-- start of Exercise data --
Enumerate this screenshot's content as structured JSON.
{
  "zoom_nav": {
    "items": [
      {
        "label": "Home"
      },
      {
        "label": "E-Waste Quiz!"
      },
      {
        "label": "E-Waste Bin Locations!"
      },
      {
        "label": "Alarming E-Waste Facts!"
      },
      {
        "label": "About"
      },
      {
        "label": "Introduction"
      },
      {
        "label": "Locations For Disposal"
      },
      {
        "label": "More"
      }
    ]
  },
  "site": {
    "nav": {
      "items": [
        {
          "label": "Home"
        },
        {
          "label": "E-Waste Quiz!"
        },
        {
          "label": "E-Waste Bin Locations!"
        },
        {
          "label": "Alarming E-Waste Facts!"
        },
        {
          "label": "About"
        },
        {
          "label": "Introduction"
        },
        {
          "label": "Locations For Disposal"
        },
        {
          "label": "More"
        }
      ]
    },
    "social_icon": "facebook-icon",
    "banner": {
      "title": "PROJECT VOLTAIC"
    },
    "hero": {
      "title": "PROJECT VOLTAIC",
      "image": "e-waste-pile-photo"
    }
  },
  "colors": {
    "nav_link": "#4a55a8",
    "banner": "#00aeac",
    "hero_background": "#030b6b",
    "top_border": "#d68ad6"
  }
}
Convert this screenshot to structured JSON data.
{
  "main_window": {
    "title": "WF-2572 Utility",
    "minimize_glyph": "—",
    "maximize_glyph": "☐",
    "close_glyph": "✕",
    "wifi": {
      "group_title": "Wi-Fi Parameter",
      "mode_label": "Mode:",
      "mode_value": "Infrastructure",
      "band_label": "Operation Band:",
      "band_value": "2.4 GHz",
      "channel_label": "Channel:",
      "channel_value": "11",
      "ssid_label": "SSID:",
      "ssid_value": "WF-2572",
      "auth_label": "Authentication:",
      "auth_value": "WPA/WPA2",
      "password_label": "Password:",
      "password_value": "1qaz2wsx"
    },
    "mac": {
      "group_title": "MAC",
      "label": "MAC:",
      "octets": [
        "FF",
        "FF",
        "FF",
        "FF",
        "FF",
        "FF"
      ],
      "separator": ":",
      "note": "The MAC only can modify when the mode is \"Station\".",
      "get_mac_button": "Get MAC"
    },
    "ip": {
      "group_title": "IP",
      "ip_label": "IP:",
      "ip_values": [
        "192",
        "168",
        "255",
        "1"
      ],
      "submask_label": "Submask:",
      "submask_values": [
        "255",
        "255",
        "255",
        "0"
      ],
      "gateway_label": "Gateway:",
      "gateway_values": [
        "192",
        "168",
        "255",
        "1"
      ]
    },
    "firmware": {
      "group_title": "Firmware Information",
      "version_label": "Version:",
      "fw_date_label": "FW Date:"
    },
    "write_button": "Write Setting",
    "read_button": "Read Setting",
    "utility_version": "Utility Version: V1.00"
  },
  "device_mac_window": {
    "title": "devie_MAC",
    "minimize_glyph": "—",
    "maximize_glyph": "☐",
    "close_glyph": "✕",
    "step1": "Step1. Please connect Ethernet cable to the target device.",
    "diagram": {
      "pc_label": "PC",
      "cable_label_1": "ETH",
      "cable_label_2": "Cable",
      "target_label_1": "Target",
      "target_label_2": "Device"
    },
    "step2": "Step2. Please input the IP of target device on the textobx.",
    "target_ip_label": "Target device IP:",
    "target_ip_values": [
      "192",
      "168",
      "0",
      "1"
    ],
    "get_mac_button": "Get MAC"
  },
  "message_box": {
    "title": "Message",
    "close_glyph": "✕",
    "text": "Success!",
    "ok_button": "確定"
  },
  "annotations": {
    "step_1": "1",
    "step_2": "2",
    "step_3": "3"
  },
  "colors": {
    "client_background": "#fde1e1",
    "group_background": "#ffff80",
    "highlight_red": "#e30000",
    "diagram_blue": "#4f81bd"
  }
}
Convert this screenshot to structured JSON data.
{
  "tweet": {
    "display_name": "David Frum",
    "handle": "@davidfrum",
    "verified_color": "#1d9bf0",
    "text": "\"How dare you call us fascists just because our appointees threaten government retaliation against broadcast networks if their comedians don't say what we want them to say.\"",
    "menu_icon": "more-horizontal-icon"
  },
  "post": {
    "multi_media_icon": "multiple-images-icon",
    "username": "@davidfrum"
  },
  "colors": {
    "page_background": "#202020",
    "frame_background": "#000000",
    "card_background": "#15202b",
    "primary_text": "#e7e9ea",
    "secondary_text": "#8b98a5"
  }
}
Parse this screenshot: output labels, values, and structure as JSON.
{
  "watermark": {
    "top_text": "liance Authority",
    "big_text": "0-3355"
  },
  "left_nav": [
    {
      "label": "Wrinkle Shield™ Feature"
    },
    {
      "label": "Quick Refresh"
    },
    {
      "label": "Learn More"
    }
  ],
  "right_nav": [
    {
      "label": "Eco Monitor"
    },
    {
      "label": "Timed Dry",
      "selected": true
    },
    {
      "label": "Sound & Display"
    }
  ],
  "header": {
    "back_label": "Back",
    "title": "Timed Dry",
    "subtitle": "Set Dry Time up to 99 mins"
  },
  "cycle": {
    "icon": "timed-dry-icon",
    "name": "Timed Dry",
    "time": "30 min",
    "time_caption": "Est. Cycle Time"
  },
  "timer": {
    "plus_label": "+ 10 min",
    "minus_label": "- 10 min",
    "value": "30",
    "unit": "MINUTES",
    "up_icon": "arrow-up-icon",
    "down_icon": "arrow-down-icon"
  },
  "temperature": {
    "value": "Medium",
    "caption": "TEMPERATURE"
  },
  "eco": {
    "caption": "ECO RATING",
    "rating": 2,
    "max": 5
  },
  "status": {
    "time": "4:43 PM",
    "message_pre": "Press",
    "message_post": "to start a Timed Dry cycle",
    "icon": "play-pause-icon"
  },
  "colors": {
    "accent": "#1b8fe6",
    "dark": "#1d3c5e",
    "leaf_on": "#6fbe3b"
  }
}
-- end of Exercise data --
Job
All of the data shown above must be copied exactly.

Task output
Enumerate this screenshot's content as structured JSON.
{
  "zoom_nav": {
    "items": [
      {
        "label": "Home"
      },
      {
        "label": "E-Waste Quiz!"
      },
      {
        "label": "E-Waste Bin Locations!"
      },
      {
        "label": "Alarming E-Waste Facts!"
      },
      {
        "label": "About"
      },
      {
        "label": "Introduction"
      },
      {
        "label": "Locations For Disposal"
      },
      {
        "label": "More"
      }
    ]
  },
  "site": {
    "nav": {
      "items": [
        {
          "label": "Home"
        },
        {
          "label": "E-Waste Quiz!"
        },
        {
          "label": "E-Waste Bin Locations!"
        },
        {
          "label": "Alarming E-Waste Facts!"
        },
        {
          "label": "About"
        },
        {
          "label": "Introduction"
        },
        {
          "label": "Locations For Disposal"
        },
        {
          "label": "More"
        }
      ]
    },
    "social_icon": "facebook-icon",
    "banner": {
      "title": "PROJECT VOLTAIC"
    },
    "hero": {
      "title": "PROJECT VOLTAIC",
      "image": "e-waste-pile-photo"
    }
  },
  "colors": {
    "nav_link": "#4a55a8",
    "banner": "#00aeac",
    "hero_background": "#030b6b",
    "top_border": "#d68ad6"
  }
}
Convert this screenshot to structured JSON data.
{
  "main_window": {
    "title": "WF-2572 Utility",
    "minimize_glyph": "—",
    "maximize_glyph": "☐",
    "close_glyph": "✕",
    "wifi": {
      "group_title": "Wi-Fi Parameter",
      "mode_label": "Mode:",
      "mode_value": "Infrastructure",
      "band_label": "Operation Band:",
      "band_value": "2.4 GHz",
      "channel_label": "Channel:",
      "channel_value": "11",
      "ssid_label": "SSID:",
      "ssid_value": "WF-2572",
      "auth_label": "Authentication:",
      "auth_value": "WPA/WPA2",
      "password_label": "Password:",
      "password_value": "1qaz2wsx"
    },
    "mac": {
      "group_title": "MAC",
      "label": "MAC:",
      "octets": [
        "FF",
        "FF",
        "FF",
        "FF",
        "FF",
        "FF"
      ],
      "separator": ":",
      "note": "The MAC only can modify when the mode is \"Station\".",
      "get_mac_button": "Get MAC"
    },
    "ip": {
      "group_title": "IP",
      "ip_label": "IP:",
      "ip_values": [
        "192",
        "168",
        "255",
        "1"
      ],
      "submask_label": "Submask:",
      "submask_values": [
        "255",
        "255",
        "255",
        "0"
      ],
      "gateway_label": "Gateway:",
      "gateway_values": [
        "192",
        "168",
        "255",
        "1"
      ]
    },
    "firmware": {
      "group_title": "Firmware Information",
      "version_label": "Version:",
      "fw_date_label": "FW Date:"
    },
    "write_button": "Write Setting",
    "read_button": "Read Setting",
    "utility_version": "Utility Version: V1.00"
  },
  "device_mac_window": {
    "title": "devie_MAC",
    "minimize_glyph": "—",
    "maximize_glyph": "☐",
    "close_glyph": "✕",
    "step1": "Step1. Please connect Ethernet cable to the target device.",
    "diagram": {
      "pc_label": "PC",
      "cable_label_1": "ETH",
      "cable_label_2": "Cable",
      "target_label_1": "Target",
      "target_label_2": "Device"
    },
    "step2": "Step2. Please input the IP of target device on the textobx.",
    "target_ip_label": "Target device IP:",
    "target_ip_values": [
      "192",
      "168",
      "0",
      "1"
    ],
    "get_mac_button": "Get MAC"
  },
  "message_box": {
    "title": "Message",
    "close_glyph": "✕",
    "text": "Success!",
    "ok_button": "確定"
  },
  "annotations": {
    "step_1": "1",
    "step_2": "2",
    "step_3": "3"
  },
  "colors": {
    "client_background": "#fde1e1",
    "group_background": "#ffff80",
    "highlight_red": "#e30000",
    "diagram_blue": "#4f81bd"
  }
}
Convert this screenshot to structured JSON data.
{
  "tweet": {
    "display_name": "David Frum",
    "handle": "@davidfrum",
    "verified_color": "#1d9bf0",
    "text": "\"How dare you call us fascists just because our appointees threaten government retaliation against broadcast networks if their comedians don't say what we want them to say.\"",
    "menu_icon": "more-horizontal-icon"
  },
  "post": {
    "multi_media_icon": "multiple-images-icon",
    "username": "@davidfrum"
  },
  "colors": {
    "page_background": "#202020",
    "frame_background": "#000000",
    "card_background": "#15202b",
    "primary_text": "#e7e9ea",
    "secondary_text": "#8b98a5"
  }
}
Parse this screenshot: output labels, values, and structure as JSON.
{
  "watermark": {
    "top_text": "liance Authority",
    "big_text": "0-3355"
  },
  "left_nav": [
    {
      "label": "Wrinkle Shield™ Feature"
    },
    {
      "label": "Quick Refresh"
    },
    {
      "label": "Learn More"
    }
  ],
  "right_nav": [
    {
      "label": "Eco Monitor"
    },
    {
      "label": "Timed Dry",
      "selected": true
    },
    {
      "label": "Sound & Display"
    }
  ],
  "header": {
    "back_label": "Back",
    "title": "Timed Dry",
    "subtitle": "Set Dry Time up to 99 mins"
  },
  "cycle": {
    "icon": "timed-dry-icon",
    "name": "Timed Dry",
    "time": "30 min",
    "time_caption": "Est. Cycle Time"
  },
  "timer": {
    "plus_label": "+ 10 min",
    "minus_label": "- 10 min",
    "value": "30",
    "unit": "MINUTES",
    "up_icon": "arrow-up-icon",
    "down_icon": "arrow-down-icon"
  },
  "temperature": {
    "value": "Medium",
    "caption": "TEMPERATURE"
  },
  "eco": {
    "caption": "ECO RATING",
    "rating": 2,
    "max": 5
  },
  "status": {
    "time": "4:43 PM",
    "message_pre": "Press",
    "message_post": "to start a Timed Dry cycle",
    "icon": "play-pause-icon"
  },
  "colors": {
    "accent": "#1b8fe6",
    "dark": "#1d3c5e",
    "leaf_on": "#6fbe3b"
  }
}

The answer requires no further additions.